(Exercise instructions) Give the records back in full, exactly as they read.

(Provided material)
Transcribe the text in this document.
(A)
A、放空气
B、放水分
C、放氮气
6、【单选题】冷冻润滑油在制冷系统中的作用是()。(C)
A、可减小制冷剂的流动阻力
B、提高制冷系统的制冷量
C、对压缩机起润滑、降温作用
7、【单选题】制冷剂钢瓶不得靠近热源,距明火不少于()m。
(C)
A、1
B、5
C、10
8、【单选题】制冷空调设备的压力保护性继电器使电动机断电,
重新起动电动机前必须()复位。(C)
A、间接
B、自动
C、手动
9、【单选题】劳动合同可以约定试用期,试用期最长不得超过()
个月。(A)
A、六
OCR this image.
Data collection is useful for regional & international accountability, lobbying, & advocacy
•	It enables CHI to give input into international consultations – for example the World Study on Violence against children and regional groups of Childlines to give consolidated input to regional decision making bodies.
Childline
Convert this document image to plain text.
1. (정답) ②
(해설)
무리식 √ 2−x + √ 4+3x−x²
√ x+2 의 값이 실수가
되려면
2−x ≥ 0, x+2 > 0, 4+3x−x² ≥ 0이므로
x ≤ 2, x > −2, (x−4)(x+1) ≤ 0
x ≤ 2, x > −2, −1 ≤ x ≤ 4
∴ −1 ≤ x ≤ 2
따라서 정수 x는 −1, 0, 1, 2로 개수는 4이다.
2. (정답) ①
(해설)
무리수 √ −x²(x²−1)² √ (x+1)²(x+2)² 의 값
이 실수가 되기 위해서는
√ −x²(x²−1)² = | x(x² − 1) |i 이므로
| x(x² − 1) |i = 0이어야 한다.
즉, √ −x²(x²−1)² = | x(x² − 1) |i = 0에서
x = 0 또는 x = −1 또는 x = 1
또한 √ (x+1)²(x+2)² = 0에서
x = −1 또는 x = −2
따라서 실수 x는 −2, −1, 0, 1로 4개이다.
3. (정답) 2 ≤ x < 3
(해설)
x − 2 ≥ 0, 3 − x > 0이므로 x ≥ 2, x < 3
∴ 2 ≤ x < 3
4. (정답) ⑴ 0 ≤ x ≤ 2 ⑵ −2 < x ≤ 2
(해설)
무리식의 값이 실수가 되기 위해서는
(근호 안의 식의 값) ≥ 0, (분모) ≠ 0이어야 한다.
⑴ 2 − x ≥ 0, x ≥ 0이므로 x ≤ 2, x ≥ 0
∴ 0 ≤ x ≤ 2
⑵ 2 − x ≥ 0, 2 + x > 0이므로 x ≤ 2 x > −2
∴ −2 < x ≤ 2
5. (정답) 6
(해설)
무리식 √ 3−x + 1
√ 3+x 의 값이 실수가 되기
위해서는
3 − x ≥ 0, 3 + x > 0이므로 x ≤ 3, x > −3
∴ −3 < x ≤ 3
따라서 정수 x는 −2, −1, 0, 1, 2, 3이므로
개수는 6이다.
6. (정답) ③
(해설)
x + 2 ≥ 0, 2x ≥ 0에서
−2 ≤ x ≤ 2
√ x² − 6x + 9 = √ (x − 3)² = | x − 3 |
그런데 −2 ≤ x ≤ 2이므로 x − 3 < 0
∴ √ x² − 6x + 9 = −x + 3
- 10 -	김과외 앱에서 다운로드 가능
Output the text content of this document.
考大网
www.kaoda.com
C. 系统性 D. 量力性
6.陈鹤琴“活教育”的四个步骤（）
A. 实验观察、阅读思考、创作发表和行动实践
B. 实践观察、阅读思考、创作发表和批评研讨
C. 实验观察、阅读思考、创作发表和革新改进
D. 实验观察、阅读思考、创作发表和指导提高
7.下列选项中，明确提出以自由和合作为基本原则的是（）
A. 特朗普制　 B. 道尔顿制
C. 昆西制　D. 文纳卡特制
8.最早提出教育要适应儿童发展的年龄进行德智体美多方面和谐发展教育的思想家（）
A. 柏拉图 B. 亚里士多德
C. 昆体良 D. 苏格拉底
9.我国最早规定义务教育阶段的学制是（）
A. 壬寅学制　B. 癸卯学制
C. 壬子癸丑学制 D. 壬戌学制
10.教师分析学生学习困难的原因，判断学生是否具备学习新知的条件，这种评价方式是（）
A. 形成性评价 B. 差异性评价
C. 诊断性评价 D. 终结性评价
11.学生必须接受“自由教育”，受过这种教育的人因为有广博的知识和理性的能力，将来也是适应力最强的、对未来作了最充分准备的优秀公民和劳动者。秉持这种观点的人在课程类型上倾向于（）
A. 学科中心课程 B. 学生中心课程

(Response for this exercise)
Transcribe the text in this document.
(A)
A、放空气
B、放水分
C、放氮气
6、【单选题】冷冻润滑油在制冷系统中的作用是()。(C)
A、可减小制冷剂的流动阻力
B、提高制冷系统的制冷量
C、对压缩机起润滑、降温作用
7、【单选题】制冷剂钢瓶不得靠近热源,距明火不少于()m。
(C)
A、1
B、5
C、10
8、【单选题】制冷空调设备的压力保护性继电器使电动机断电,
重新起动电动机前必须()复位。(C)
A、间接
B、自动
C、手动
9、【单选题】劳动合同可以约定试用期,试用期最长不得超过()
个月。(A)
A、六
OCR this image.
Data collection is useful for regional & international accountability, lobbying, & advocacy
•	It enables CHI to give input into international consultations – for example the World Study on Violence against children and regional groups of Childlines to give consolidated input to regional decision making bodies.
Childline
Convert this document image to plain text.
1. (정답) ②
(해설)
무리식 √ 2−x + √ 4+3x−x²
√ x+2 의 값이 실수가
되려면
2−x ≥ 0, x+2 > 0, 4+3x−x² ≥ 0이므로
x ≤ 2, x > −2, (x−4)(x+1) ≤ 0
x ≤ 2, x > −2, −1 ≤ x ≤ 4
∴ −1 ≤ x ≤ 2
따라서 정수 x는 −1, 0, 1, 2로 개수는 4이다.
2. (정답) ①
(해설)
무리수 √ −x²(x²−1)² √ (x+1)²(x+2)² 의 값
이 실수가 되기 위해서는
√ −x²(x²−1)² = | x(x² − 1) |i 이므로
| x(x² − 1) |i = 0이어야 한다.
즉, √ −x²(x²−1)² = | x(x² − 1) |i = 0에서
x = 0 또는 x = −1 또는 x = 1
또한 √ (x+1)²(x+2)² = 0에서
x = −1 또는 x = −2
따라서 실수 x는 −2, −1, 0, 1로 4개이다.
3. (정답) 2 ≤ x < 3
(해설)
x − 2 ≥ 0, 3 − x > 0이므로 x ≥ 2, x < 3
∴ 2 ≤ x < 3
4. (정답) ⑴ 0 ≤ x ≤ 2 ⑵ −2 < x ≤ 2
(해설)
무리식의 값이 실수가 되기 위해서는
(근호 안의 식의 값) ≥ 0, (분모) ≠ 0이어야 한다.
⑴ 2 − x ≥ 0, x ≥ 0이므로 x ≤ 2, x ≥ 0
∴ 0 ≤ x ≤ 2
⑵ 2 − x ≥ 0, 2 + x > 0이므로 x ≤ 2 x > −2
∴ −2 < x ≤ 2
5. (정답) 6
(해설)
무리식 √ 3−x + 1
√ 3+x 의 값이 실수가 되기
위해서는
3 − x ≥ 0, 3 + x > 0이므로 x ≤ 3, x > −3
∴ −3 < x ≤ 3
따라서 정수 x는 −2, −1, 0, 1, 2, 3이므로
개수는 6이다.
6. (정답) ③
(해설)
x + 2 ≥ 0, 2x ≥ 0에서
−2 ≤ x ≤ 2
√ x² − 6x + 9 = √ (x − 3)² = | x − 3 |
그런데 −2 ≤ x ≤ 2이므로 x − 3 < 0
∴ √ x² − 6x + 9 = −x + 3
- 10 -	김과외 앱에서 다운로드 가능
Output the text content of this document.
考大网
www.kaoda.com
C. 系统性 D. 量力性
6.陈鹤琴“活教育”的四个步骤（）
A. 实验观察、阅读思考、创作发表和行动实践
B. 实践观察、阅读思考、创作发表和批评研讨
C. 实验观察、阅读思考、创作发表和革新改进
D. 实验观察、阅读思考、创作发表和指导提高
7.下列选项中，明确提出以自由和合作为基本原则的是（）
A. 特朗普制　 B. 道尔顿制
C. 昆西制　D. 文纳卡特制
8.最早提出教育要适应儿童发展的年龄进行德智体美多方面和谐发展教育的思想家（）
A. 柏拉图 B. 亚里士多德
C. 昆体良 D. 苏格拉底
9.我国最早规定义务教育阶段的学制是（）
A. 壬寅学制　B. 癸卯学制
C. 壬子癸丑学制 D. 壬戌学制
10.教师分析学生学习困难的原因，判断学生是否具备学习新知的条件，这种评价方式是（）
A. 形成性评价 B. 差异性评价
C. 诊断性评价 D. 终结性评价
11.学生必须接受“自由教育”，受过这种教育的人因为有广博的知识和理性的能力，将来也是适应力最强的、对未来作了最充分准备的优秀公民和劳动者。秉持这种观点的人在课程类型上倾向于（）
A. 学科中心课程 B. 学生中心课程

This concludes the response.